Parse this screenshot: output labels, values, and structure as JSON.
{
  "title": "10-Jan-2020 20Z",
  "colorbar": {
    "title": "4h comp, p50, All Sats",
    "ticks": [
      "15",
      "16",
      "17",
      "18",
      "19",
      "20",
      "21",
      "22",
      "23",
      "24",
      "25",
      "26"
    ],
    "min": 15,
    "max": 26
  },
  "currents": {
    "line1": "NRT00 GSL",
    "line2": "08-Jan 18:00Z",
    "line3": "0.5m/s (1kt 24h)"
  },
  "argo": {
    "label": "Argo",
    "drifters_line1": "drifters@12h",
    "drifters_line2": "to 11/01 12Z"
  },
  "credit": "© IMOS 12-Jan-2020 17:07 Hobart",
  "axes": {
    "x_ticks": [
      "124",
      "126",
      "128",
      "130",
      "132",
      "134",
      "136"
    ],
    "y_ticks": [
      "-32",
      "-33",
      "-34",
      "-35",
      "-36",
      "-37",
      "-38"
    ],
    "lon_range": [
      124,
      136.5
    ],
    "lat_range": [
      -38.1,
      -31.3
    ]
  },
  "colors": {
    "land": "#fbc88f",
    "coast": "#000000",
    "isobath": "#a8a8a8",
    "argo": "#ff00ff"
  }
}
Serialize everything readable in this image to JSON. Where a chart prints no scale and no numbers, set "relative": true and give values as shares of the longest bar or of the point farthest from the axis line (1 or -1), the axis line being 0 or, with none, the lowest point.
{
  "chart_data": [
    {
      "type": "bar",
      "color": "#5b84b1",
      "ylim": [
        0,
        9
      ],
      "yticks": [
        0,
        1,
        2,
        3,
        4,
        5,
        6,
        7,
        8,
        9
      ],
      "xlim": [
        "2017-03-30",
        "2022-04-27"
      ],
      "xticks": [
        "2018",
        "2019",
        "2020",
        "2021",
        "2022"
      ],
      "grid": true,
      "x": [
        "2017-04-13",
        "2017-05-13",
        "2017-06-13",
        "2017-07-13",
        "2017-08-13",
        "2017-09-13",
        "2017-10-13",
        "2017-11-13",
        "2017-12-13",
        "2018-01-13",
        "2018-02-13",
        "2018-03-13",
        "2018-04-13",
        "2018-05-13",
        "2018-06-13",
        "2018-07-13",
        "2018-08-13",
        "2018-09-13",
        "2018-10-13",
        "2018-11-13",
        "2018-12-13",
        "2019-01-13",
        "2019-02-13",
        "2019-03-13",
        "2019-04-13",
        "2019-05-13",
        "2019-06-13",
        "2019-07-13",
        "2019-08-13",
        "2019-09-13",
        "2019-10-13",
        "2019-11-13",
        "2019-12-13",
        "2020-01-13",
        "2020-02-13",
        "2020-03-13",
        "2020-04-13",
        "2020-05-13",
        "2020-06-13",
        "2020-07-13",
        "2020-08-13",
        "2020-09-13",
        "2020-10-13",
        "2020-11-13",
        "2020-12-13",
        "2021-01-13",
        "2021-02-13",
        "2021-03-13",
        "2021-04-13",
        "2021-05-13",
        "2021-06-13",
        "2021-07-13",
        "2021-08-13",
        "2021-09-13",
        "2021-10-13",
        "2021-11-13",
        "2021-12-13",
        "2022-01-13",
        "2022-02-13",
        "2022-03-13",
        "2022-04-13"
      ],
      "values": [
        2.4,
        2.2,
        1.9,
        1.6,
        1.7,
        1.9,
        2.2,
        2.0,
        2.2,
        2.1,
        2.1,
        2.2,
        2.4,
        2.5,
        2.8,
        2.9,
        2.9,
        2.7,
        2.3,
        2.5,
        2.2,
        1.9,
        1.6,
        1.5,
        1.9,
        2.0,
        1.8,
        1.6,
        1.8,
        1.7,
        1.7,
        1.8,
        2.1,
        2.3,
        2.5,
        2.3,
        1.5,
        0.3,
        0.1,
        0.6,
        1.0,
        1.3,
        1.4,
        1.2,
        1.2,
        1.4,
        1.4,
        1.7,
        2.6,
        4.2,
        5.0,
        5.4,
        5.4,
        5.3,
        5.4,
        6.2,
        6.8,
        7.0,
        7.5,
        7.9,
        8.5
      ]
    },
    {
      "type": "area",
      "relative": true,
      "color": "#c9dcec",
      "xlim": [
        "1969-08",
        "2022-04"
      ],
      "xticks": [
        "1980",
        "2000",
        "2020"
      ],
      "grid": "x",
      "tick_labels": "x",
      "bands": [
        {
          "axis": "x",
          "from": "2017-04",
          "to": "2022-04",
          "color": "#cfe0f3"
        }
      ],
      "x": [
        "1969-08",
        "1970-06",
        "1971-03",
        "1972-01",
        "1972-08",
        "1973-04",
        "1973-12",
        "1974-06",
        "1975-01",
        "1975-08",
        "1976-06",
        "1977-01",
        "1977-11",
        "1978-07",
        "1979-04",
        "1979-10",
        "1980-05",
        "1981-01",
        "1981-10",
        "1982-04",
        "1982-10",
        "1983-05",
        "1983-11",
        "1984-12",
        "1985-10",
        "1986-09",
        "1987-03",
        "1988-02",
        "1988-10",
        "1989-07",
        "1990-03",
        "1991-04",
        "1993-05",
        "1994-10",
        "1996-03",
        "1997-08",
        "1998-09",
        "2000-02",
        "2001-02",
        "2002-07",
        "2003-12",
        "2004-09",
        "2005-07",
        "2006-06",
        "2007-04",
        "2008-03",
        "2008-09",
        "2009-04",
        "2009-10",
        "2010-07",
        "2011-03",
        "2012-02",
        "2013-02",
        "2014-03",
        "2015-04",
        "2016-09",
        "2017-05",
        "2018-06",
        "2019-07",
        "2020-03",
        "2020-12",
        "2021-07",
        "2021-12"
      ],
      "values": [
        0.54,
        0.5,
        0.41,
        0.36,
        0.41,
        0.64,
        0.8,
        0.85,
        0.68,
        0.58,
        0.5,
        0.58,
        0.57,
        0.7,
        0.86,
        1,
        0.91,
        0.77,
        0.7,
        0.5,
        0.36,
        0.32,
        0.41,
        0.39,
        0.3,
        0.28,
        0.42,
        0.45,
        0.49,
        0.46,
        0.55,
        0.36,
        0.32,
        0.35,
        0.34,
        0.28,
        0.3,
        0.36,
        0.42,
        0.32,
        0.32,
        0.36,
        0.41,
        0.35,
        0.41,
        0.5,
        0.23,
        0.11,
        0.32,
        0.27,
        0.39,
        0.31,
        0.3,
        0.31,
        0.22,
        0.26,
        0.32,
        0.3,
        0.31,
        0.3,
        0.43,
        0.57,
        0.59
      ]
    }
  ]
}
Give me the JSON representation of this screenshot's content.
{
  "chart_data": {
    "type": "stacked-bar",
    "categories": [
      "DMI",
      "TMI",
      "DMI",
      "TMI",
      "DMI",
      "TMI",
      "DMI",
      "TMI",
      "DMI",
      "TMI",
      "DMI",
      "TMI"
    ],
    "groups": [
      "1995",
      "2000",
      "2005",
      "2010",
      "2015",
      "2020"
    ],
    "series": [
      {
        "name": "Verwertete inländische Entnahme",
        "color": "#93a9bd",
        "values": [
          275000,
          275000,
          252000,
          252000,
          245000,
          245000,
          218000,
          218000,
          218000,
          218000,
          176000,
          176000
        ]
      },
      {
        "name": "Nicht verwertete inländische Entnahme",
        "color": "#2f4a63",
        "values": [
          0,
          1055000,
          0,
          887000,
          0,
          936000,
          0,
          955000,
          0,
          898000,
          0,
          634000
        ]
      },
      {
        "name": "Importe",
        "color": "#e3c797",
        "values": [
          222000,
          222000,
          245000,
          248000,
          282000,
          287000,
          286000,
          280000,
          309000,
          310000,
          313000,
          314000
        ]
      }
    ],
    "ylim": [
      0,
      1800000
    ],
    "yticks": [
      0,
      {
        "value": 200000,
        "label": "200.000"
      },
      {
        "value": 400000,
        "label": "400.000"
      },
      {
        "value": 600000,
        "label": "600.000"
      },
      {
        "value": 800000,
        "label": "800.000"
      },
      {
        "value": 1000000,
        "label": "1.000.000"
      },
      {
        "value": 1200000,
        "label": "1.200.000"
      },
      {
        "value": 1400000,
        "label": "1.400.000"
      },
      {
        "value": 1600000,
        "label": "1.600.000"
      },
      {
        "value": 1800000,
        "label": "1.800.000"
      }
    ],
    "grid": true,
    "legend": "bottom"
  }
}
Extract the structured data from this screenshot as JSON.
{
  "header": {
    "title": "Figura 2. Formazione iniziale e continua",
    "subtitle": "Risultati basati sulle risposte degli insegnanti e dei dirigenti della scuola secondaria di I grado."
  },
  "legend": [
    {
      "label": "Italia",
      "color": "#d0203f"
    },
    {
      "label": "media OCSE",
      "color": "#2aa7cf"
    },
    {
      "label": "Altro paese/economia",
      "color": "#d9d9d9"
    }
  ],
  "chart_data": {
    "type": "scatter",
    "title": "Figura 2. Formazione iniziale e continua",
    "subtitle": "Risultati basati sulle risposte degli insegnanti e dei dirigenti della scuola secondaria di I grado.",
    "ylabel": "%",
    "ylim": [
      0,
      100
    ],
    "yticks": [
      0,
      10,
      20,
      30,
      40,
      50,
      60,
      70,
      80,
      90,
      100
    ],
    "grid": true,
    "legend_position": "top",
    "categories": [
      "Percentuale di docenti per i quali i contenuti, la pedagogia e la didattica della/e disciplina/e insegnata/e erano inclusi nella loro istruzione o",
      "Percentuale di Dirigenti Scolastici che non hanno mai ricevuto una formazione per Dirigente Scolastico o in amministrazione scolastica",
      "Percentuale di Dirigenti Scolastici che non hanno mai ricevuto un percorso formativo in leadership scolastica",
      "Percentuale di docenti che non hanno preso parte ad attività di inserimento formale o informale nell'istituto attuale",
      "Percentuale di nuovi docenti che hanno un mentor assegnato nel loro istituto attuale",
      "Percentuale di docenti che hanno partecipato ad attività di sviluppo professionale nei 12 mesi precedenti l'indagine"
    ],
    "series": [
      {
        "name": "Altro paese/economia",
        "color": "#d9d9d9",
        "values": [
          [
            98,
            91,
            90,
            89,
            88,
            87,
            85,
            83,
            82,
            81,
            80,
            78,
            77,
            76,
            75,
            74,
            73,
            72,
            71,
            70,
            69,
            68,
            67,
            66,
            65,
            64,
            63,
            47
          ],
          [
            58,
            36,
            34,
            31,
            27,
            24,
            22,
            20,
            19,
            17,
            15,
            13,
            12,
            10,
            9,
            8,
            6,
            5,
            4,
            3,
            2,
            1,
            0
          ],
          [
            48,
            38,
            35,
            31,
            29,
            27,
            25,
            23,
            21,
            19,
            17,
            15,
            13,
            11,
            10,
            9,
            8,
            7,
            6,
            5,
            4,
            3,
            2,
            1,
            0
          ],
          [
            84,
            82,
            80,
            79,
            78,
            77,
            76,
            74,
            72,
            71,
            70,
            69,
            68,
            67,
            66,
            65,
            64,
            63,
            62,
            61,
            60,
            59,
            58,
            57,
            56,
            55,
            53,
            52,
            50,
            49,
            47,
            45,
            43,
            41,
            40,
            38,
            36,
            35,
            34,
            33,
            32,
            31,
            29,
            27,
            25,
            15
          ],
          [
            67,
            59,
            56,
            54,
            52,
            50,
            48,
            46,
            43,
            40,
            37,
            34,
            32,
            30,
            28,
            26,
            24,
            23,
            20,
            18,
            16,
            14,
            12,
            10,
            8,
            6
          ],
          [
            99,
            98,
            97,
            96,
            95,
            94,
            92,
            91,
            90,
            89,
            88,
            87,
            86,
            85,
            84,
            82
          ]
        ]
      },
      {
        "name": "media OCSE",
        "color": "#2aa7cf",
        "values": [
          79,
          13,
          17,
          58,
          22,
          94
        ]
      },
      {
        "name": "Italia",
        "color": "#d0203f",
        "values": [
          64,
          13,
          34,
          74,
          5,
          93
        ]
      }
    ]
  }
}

### What the task asks
Only the number is wanted: how many lines in the data include the word "Entnahme"?

### Answer in full
2